■ REQUEST
Find each line with the string "swatch" and report it.

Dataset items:
# # # # #
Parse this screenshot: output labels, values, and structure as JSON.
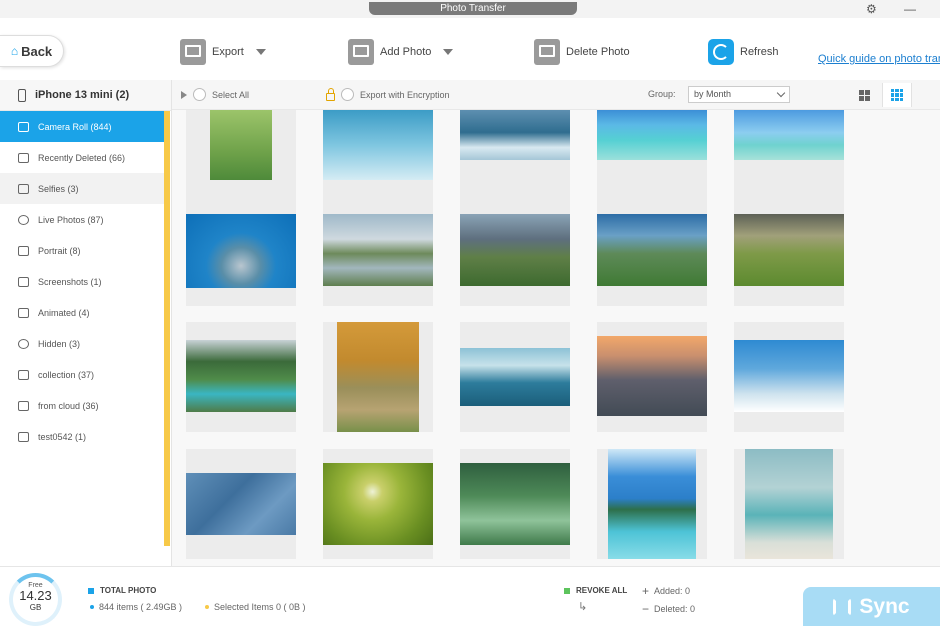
{
  "window": {
    "title": "Photo Transfer",
    "settings_icon": "gear-icon",
    "minimize_glyph": "—"
  },
  "toolbar": {
    "back_label": "Back",
    "export_label": "Export",
    "add_photo_label": "Add Photo",
    "delete_photo_label": "Delete Photo",
    "refresh_label": "Refresh",
    "guide_link": "Quick guide on photo transfer"
  },
  "sidebar": {
    "device": "iPhone 13 mini (2)",
    "items": [
      {
        "label": "Camera Roll (844)",
        "icon": "camera-icon"
      },
      {
        "label": "Recently Deleted (66)",
        "icon": "trash-icon"
      },
      {
        "label": "Selfies (3)",
        "icon": "selfie-icon"
      },
      {
        "label": "Live Photos (87)",
        "icon": "live-photo-icon"
      },
      {
        "label": "Portrait (8)",
        "icon": "portrait-icon"
      },
      {
        "label": "Screenshots (1)",
        "icon": "screenshot-icon"
      },
      {
        "label": "Animated (4)",
        "icon": "animated-icon"
      },
      {
        "label": "Hidden (3)",
        "icon": "hidden-icon"
      },
      {
        "label": "collection (37)",
        "icon": "album-icon"
      },
      {
        "label": "from cloud (36)",
        "icon": "album-icon"
      },
      {
        "label": "test0542 (1)",
        "icon": "album-icon"
      }
    ]
  },
  "content": {
    "select_all": "Select All",
    "export_encryption": "Export with Encryption",
    "group_label": "Group:",
    "group_value": "by Month"
  },
  "colors": {
    "accent": "#1ba3e8",
    "sidebar_accent": "#f7c948",
    "sync_button": "#a8dcf5"
  },
  "footer": {
    "free_label": "Free",
    "free_value": "14.23",
    "free_unit": "GB",
    "total_label": "TOTAL PHOTO",
    "total_items": "844 items ( 2.49GB )",
    "selected_items": "Selected Items 0 ( 0B )",
    "revoke_all": "REVOKE ALL",
    "added": "Added: 0",
    "deleted": "Deleted: 0",
    "sync_label": "Sync"
  }
}
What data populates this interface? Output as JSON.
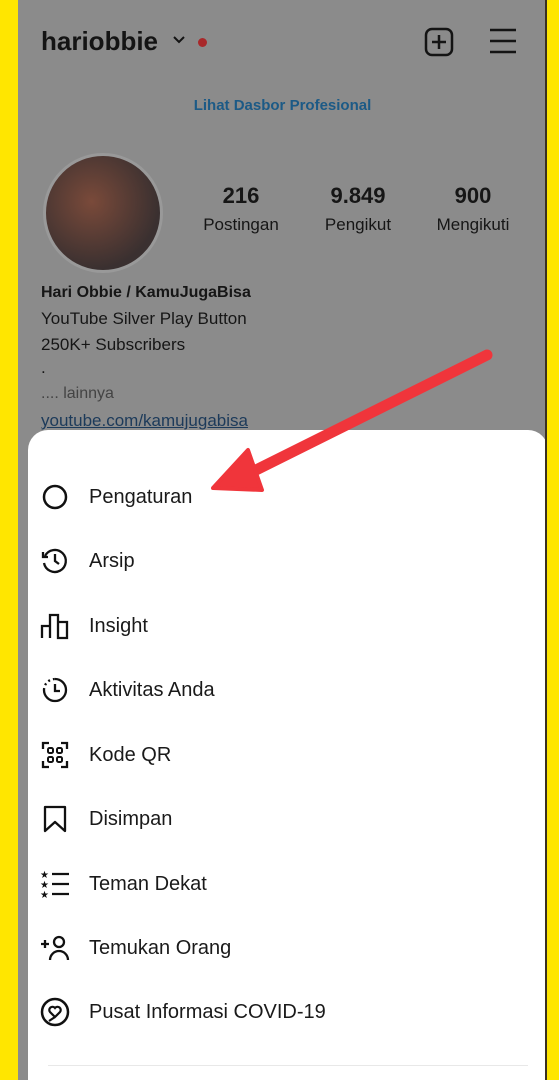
{
  "header": {
    "username": "hariobbie",
    "icons": [
      "chevron-down-icon",
      "notification-dot",
      "add-post-icon",
      "hamburger-menu-icon"
    ]
  },
  "professional_dashboard": "Lihat Dasbor Profesional",
  "stats": [
    {
      "value": "216",
      "label": "Postingan"
    },
    {
      "value": "9.849",
      "label": "Pengikut"
    },
    {
      "value": "900",
      "label": "Mengikuti"
    }
  ],
  "bio": {
    "name": "Hari Obbie / KamuJugaBisa",
    "line1": "YouTube Silver Play Button",
    "line2": "250K+ Subscribers",
    "line3": ".",
    "more": ".... lainnya",
    "link": "youtube.com/kamujugabisa"
  },
  "menu": [
    {
      "label": "Pengaturan",
      "icon": "settings-icon"
    },
    {
      "label": "Arsip",
      "icon": "archive-icon"
    },
    {
      "label": "Insight",
      "icon": "insights-icon"
    },
    {
      "label": "Aktivitas Anda",
      "icon": "activity-icon"
    },
    {
      "label": "Kode QR",
      "icon": "qr-code-icon"
    },
    {
      "label": "Disimpan",
      "icon": "bookmark-icon"
    },
    {
      "label": "Teman Dekat",
      "icon": "close-friends-icon"
    },
    {
      "label": "Temukan Orang",
      "icon": "add-person-icon"
    },
    {
      "label": "Pusat Informasi COVID-19",
      "icon": "covid-info-icon"
    }
  ],
  "colors": {
    "frame": "#ffe600",
    "overlay": "#8b8b8b",
    "arrow": "#f0353b",
    "link": "#1c5a86"
  }
}
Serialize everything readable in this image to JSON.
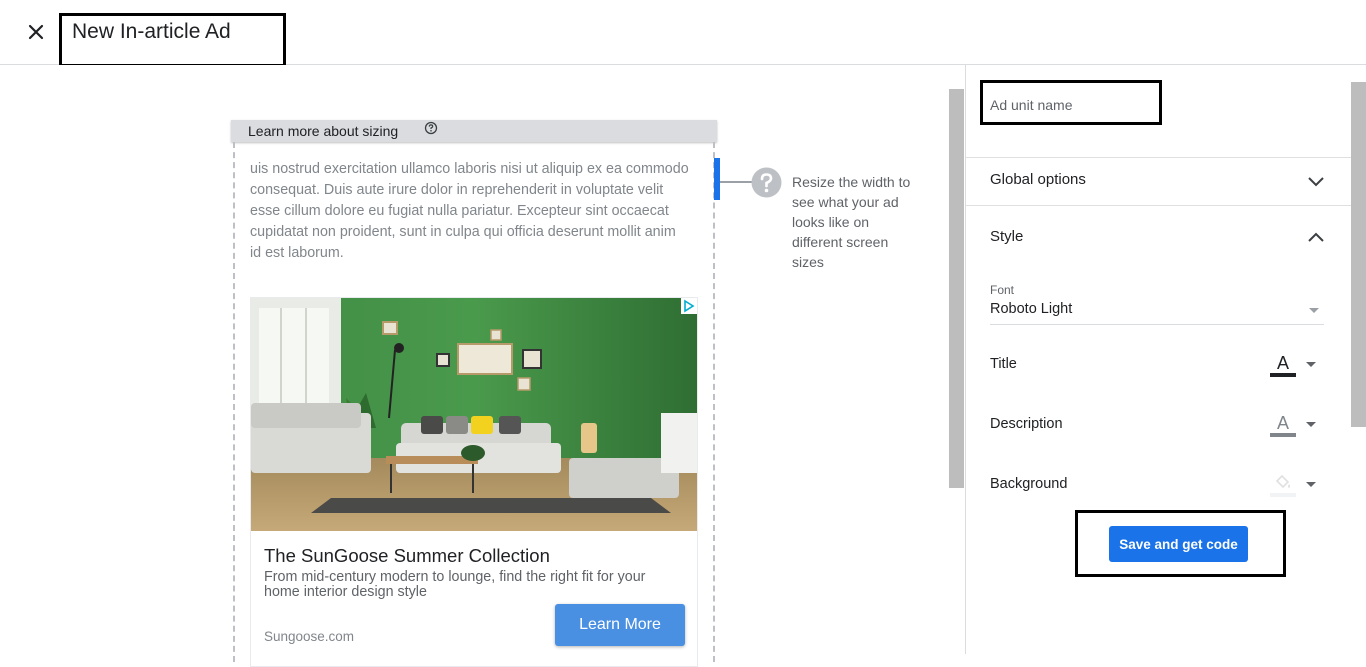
{
  "header": {
    "title": "New In-article Ad",
    "close_icon": "close-icon"
  },
  "preview": {
    "sizing_link": "Learn more about sizing",
    "sizing_help_icon": "help-circle-icon",
    "lorem_text": "uis nostrud exercitation ullamco laboris nisi ut aliquip ex ea commodo consequat. Duis aute irure dolor in reprehenderit in voluptate velit esse cillum dolore eu fugiat nulla pariatur. Excepteur sint occaecat cupidatat non proident, sunt in culpa qui officia deserunt mollit anim id est laborum.",
    "resize_hint": "Resize the width to see what your ad looks like on different screen sizes",
    "resize_hint_icon": "question-icon",
    "ad": {
      "title": "The SunGoose Summer Collection",
      "description": "From mid-century modern to lounge, find the right fit for your home interior design style",
      "domain": "Sungoose.com",
      "cta": "Learn More",
      "adchoices_icon": "adchoices-icon"
    }
  },
  "panel": {
    "ad_unit_name_placeholder": "Ad unit name",
    "sections": {
      "global_options": "Global options",
      "style": "Style"
    },
    "font": {
      "caption": "Font",
      "value": "Roboto Light"
    },
    "style_rows": [
      {
        "label": "Title",
        "icon": "text-color-icon",
        "swatch": "#202124"
      },
      {
        "label": "Description",
        "icon": "text-color-icon",
        "swatch": "#80868b"
      },
      {
        "label": "Background",
        "icon": "fill-color-icon",
        "swatch": "#f1f3f4"
      }
    ],
    "save_button": "Save and get code"
  },
  "colors": {
    "primary": "#1a73e8",
    "cta": "#4a90e2"
  }
}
# # # # #
■ WRITTEN SOLUTION
        "swatch": "#202124"
        "swatch": "#80868b"
        "swatch": "#f1f3f4"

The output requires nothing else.